ENTRIES SHOWN:

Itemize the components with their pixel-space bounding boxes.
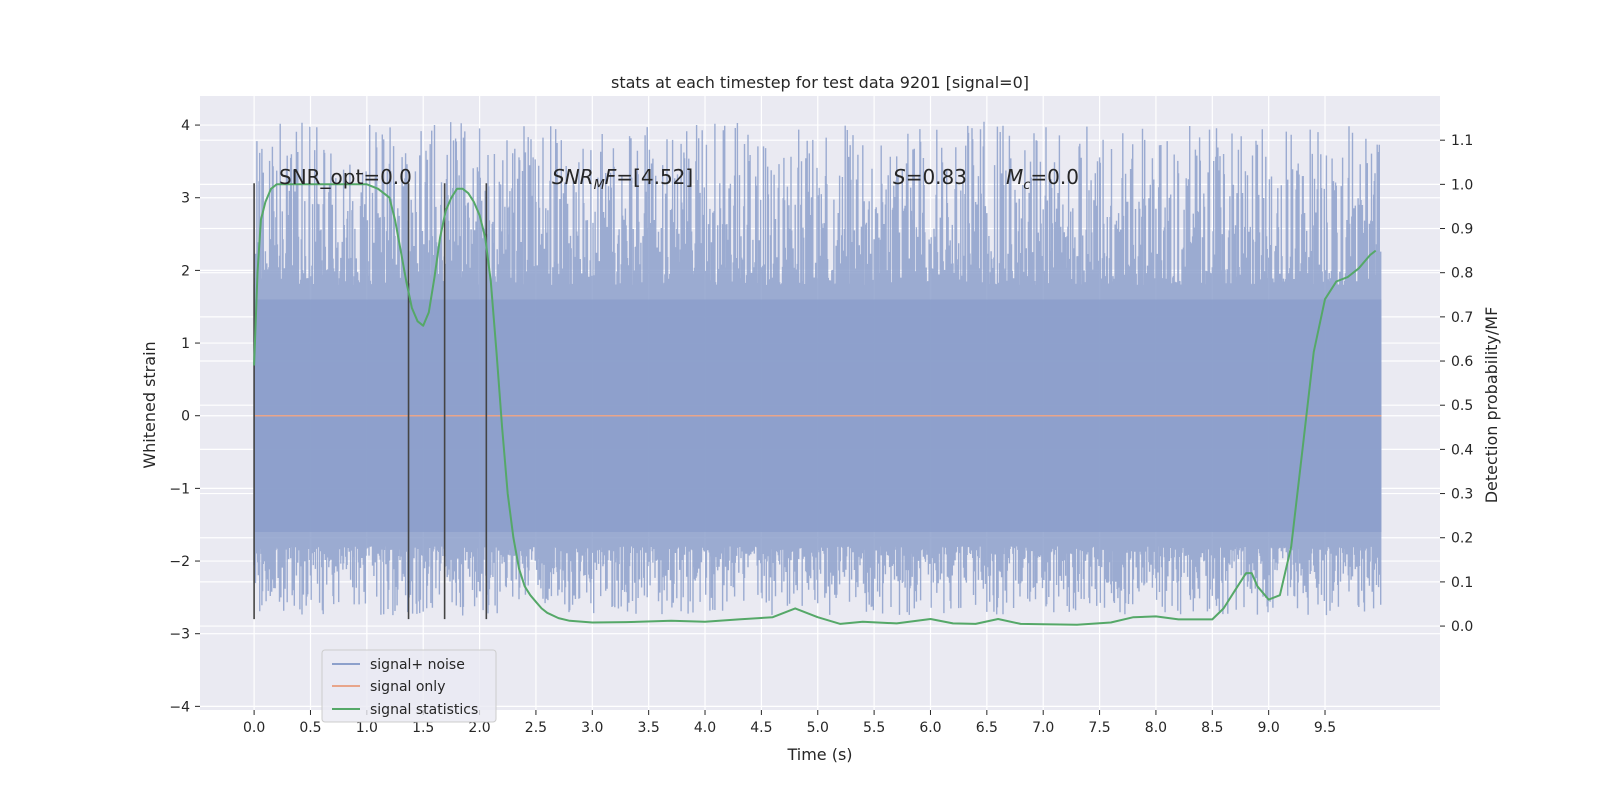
y-axis-label: Whitened strain xyxy=(140,341,159,468)
vertical-markers xyxy=(253,183,488,620)
x-tick-label-1: 0.5 xyxy=(299,720,321,736)
y2-tick-label-10: 0.1 xyxy=(1451,575,1473,591)
legend-label-signal-statistics: signal statistics xyxy=(370,702,478,718)
mc-value: =0.0 xyxy=(1030,165,1079,189)
x-axis-label: Time (s) xyxy=(786,745,852,764)
x-tick-label-4: 2.0 xyxy=(468,720,490,736)
x-tick-label-7: 3.5 xyxy=(638,720,660,736)
y2-tick-label-3: 0.8 xyxy=(1451,266,1473,282)
annotation-snr-opt: SNR_opt=0.0 xyxy=(279,165,412,189)
chart-title: stats at each timestep for test data 920… xyxy=(611,73,1029,92)
y2-tick-label-7: 0.4 xyxy=(1451,442,1473,458)
y2-tick-label-0: 1.1 xyxy=(1451,133,1473,149)
y-tick-label-3: 1 xyxy=(181,336,190,352)
legend-label-signal-plus-noise: signal+ noise xyxy=(370,657,465,673)
annotation-snr-mf: SNRMF=[4.52] xyxy=(552,165,693,193)
legend-box xyxy=(321,649,497,723)
signal-statistics-line xyxy=(253,183,1377,626)
y2-tick-label-4: 0.7 xyxy=(1451,310,1473,326)
x-tick-label-6: 3.0 xyxy=(581,720,603,736)
snr-mf-symbol: SNR xyxy=(552,165,594,189)
y-tick-label-6: −2 xyxy=(169,554,190,570)
y2-tick-label-6: 0.5 xyxy=(1451,398,1473,414)
y-tick-label-1: 3 xyxy=(181,191,190,207)
x-tick-label-14: 7.0 xyxy=(1032,720,1054,736)
s-symbol: S xyxy=(893,165,906,189)
x-tick-label-3: 1.5 xyxy=(412,720,434,736)
y-axis-right: 1.1 1.0 0.9 0.8 0.7 0.6 0.5 0.4 0.3 0.2 0.1 0.0 xyxy=(1440,133,1473,635)
mc-symbol: M xyxy=(1006,165,1023,189)
y2-tick-label-1: 1.0 xyxy=(1451,177,1473,193)
annotation-s: S=0.83 xyxy=(893,165,967,189)
x-tick-label-18: 9.0 xyxy=(1258,720,1280,736)
x-axis: 0.0 0.5 1.0 1.5 2.0 2.5 3.0 3.5 4.0 4.5 5.0 5.5 6.0 6… xyxy=(243,710,1336,736)
legend: signal+ noise signal only signal statist… xyxy=(321,649,497,723)
x-tick-label-5: 2.5 xyxy=(525,720,547,736)
s-value: =0.83 xyxy=(906,165,967,189)
x-tick-label-15: 7.5 xyxy=(1088,720,1110,736)
y-tick-label-0: 4 xyxy=(181,118,190,134)
x-tick-label-10: 5.0 xyxy=(807,720,829,736)
y2-tick-label-11: 0.0 xyxy=(1451,619,1473,635)
x-tick-label-8: 4.0 xyxy=(694,720,716,736)
x-tick-label-19: 9.5 xyxy=(1314,720,1336,736)
legend-label-signal-only: signal only xyxy=(370,679,445,695)
mc-subscript: c xyxy=(1023,178,1030,193)
snr-mf-value: =[4.52] xyxy=(616,165,693,189)
y2-tick-label-2: 0.9 xyxy=(1451,222,1473,238)
y2-axis-label: Detection probability/MF xyxy=(1482,307,1501,504)
y-tick-label-5: −1 xyxy=(169,481,190,497)
y-tick-label-7: −3 xyxy=(169,627,190,643)
x-tick-label-17: 8.5 xyxy=(1201,720,1223,736)
series-signal-statistics xyxy=(253,183,1377,626)
x-tick-label-0: 0.0 xyxy=(243,720,265,736)
snr-mf-symbol-f: F xyxy=(605,165,617,189)
y2-tick-label-9: 0.2 xyxy=(1451,531,1473,547)
annotation-mc: Mc=0.0 xyxy=(1006,165,1079,193)
y2-tick-label-5: 0.6 xyxy=(1451,354,1473,370)
x-tick-label-16: 8.0 xyxy=(1145,720,1167,736)
x-tick-label-13: 6.5 xyxy=(976,720,998,736)
x-tick-label-2: 1.0 xyxy=(356,720,378,736)
y-tick-label-2: 2 xyxy=(181,263,190,279)
snr-mf-subscript: M xyxy=(594,178,605,193)
x-tick-label-11: 5.5 xyxy=(863,720,885,736)
x-tick-label-9: 4.5 xyxy=(750,720,772,736)
y-axis-left: 4 3 2 1 0 −1 −2 −3 −4 xyxy=(169,118,200,715)
y-tick-label-4: 0 xyxy=(181,409,190,425)
x-tick-label-12: 6.0 xyxy=(919,720,941,736)
y-tick-label-8: −4 xyxy=(169,699,190,715)
y2-tick-label-8: 0.3 xyxy=(1451,487,1473,503)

STATED GOAL: Retype the lines of the data word for word, beginning at the line that contains "y-axis-label: Whitened strain" and stopping after the line that contains "x-tick-label-7: 3.5 xyxy=(638,720,660,736)".

CORRECT RESPONSE:
y-axis-label: Whitened strain xyxy=(140,341,159,468)
vertical-markers xyxy=(253,183,488,620)
x-tick-label-1: 0.5 xyxy=(299,720,321,736)
y2-tick-label-10: 0.1 xyxy=(1451,575,1473,591)
legend-label-signal-statistics: signal statistics xyxy=(370,702,478,718)
mc-value: =0.0 xyxy=(1030,165,1079,189)
x-axis-label: Time (s) xyxy=(786,745,852,764)
x-tick-label-4: 2.0 xyxy=(468,720,490,736)
x-tick-label-7: 3.5 xyxy=(638,720,660,736)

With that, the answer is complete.